## Material shown
-*-*-
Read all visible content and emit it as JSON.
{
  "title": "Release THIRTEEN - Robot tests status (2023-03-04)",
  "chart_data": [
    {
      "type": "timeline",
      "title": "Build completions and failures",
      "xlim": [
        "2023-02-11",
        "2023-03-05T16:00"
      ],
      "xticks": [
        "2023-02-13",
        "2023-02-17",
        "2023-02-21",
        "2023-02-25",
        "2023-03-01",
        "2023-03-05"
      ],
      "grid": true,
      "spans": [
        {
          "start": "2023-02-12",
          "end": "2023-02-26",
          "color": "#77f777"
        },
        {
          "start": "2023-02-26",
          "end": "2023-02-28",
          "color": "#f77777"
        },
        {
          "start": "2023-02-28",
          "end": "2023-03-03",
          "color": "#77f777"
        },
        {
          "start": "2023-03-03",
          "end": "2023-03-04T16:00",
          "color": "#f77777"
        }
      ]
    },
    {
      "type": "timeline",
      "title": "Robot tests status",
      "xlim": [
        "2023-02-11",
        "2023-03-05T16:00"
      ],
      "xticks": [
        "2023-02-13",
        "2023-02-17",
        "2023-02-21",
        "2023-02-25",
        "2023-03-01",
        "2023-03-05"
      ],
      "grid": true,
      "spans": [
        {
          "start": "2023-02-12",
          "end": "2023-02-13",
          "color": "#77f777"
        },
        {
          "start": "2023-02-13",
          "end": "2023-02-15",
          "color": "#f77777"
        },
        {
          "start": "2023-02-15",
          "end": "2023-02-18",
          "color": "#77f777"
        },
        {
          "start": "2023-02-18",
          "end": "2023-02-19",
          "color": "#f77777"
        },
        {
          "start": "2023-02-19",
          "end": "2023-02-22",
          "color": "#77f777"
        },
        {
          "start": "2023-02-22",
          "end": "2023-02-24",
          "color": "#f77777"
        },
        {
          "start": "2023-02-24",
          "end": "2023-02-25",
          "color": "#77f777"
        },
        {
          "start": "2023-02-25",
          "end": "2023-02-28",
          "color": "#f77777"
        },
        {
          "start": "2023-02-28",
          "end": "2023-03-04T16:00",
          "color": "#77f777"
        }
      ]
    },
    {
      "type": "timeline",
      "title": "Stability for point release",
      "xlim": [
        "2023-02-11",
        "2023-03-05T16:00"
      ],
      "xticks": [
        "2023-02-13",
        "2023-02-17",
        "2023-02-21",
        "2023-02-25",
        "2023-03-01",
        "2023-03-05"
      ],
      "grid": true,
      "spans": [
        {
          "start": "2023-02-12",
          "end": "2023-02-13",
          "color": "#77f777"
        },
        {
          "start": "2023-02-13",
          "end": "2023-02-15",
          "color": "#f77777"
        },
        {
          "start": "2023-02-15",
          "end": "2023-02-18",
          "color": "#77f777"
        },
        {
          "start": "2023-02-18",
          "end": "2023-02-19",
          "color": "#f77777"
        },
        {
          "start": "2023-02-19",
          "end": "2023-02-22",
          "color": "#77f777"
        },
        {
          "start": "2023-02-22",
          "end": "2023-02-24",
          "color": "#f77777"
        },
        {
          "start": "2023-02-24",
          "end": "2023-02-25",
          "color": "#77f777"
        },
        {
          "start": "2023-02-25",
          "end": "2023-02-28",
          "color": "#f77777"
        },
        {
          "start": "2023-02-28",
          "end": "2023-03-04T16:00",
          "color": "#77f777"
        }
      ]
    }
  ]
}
-*-*-
## Problem to solve
Identify the lines that contain the string "tests", and copy every one of them.

## Final result
  "title": "Release THIRTEEN - Robot tests status (2023-03-04)",
      "title": "Robot tests status",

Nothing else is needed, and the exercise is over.